> [Problem to solve]:
Copy out all of the material exactly.
### Records to use
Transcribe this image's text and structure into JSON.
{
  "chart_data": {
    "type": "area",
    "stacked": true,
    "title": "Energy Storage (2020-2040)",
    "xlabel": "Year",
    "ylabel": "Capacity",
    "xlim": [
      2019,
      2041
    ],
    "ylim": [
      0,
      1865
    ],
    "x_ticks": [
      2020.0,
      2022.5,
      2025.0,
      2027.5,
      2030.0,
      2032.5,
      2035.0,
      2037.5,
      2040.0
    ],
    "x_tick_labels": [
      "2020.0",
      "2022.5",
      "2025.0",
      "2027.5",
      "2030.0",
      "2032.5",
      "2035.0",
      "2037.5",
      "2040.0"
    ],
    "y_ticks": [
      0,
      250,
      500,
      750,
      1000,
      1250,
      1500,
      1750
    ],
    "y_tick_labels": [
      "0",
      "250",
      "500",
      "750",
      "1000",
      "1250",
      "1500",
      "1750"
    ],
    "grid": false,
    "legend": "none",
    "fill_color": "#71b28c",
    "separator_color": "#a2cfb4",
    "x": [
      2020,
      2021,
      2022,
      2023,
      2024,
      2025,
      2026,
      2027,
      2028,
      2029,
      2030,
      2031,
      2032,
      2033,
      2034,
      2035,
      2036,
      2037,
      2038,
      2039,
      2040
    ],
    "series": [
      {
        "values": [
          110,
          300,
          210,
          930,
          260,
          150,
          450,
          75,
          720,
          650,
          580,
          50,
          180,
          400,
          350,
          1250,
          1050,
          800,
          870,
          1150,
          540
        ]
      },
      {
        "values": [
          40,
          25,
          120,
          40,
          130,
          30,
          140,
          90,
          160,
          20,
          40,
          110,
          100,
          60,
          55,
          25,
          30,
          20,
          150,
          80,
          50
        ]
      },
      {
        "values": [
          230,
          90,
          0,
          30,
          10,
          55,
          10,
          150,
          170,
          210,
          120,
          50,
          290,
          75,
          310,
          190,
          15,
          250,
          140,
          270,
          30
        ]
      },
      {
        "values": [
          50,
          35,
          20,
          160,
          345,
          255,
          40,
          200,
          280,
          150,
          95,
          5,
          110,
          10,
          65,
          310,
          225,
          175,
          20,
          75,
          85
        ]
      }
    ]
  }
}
######
> [In response]:
Transcribe this image's text and structure into JSON.
{
  "chart_data": {
    "type": "area",
    "stacked": true,
    "title": "Energy Storage (2020-2040)",
    "xlabel": "Year",
    "ylabel": "Capacity",
    "xlim": [
      2019,
      2041
    ],
    "ylim": [
      0,
      1865
    ],
    "x_ticks": [
      2020.0,
      2022.5,
      2025.0,
      2027.5,
      2030.0,
      2032.5,
      2035.0,
      2037.5,
      2040.0
    ],
    "x_tick_labels": [
      "2020.0",
      "2022.5",
      "2025.0",
      "2027.5",
      "2030.0",
      "2032.5",
      "2035.0",
      "2037.5",
      "2040.0"
    ],
    "y_ticks": [
      0,
      250,
      500,
      750,
      1000,
      1250,
      1500,
      1750
    ],
    "y_tick_labels": [
      "0",
      "250",
      "500",
      "750",
      "1000",
      "1250",
      "1500",
      "1750"
    ],
    "grid": false,
    "legend": "none",
    "fill_color": "#71b28c",
    "separator_color": "#a2cfb4",
    "x": [
      2020,
      2021,
      2022,
      2023,
      2024,
      2025,
      2026,
      2027,
      2028,
      2029,
      2030,
      2031,
      2032,
      2033,
      2034,
      2035,
      2036,
      2037,
      2038,
      2039,
      2040
    ],
    "series": [
      {
        "values": [
          110,
          300,
          210,
          930,
          260,
          150,
          450,
          75,
          720,
          650,
          580,
          50,
          180,
          400,
          350,
          1250,
          1050,
          800,
          870,
          1150,
          540
        ]
      },
      {
        "values": [
          40,
          25,
          120,
          40,
          130,
          30,
          140,
          90,
          160,
          20,
          40,
          110,
          100,
          60,
          55,
          25,
          30,
          20,
          150,
          80,
          50
        ]
      },
      {
        "values": [
          230,
          90,
          0,
          30,
          10,
          55,
          10,
          150,
          170,
          210,
          120,
          50,
          290,
          75,
          310,
          190,
          15,
          250,
          140,
          270,
          30
        ]
      },
      {
        "values": [
          50,
          35,
          20,
          160,
          345,
          255,
          40,
          200,
          280,
          150,
          95,
          5,
          110,
          10,
          65,
          310,
          225,
          175,
          20,
          75,
          85
        ]
      }
    ]
  }
}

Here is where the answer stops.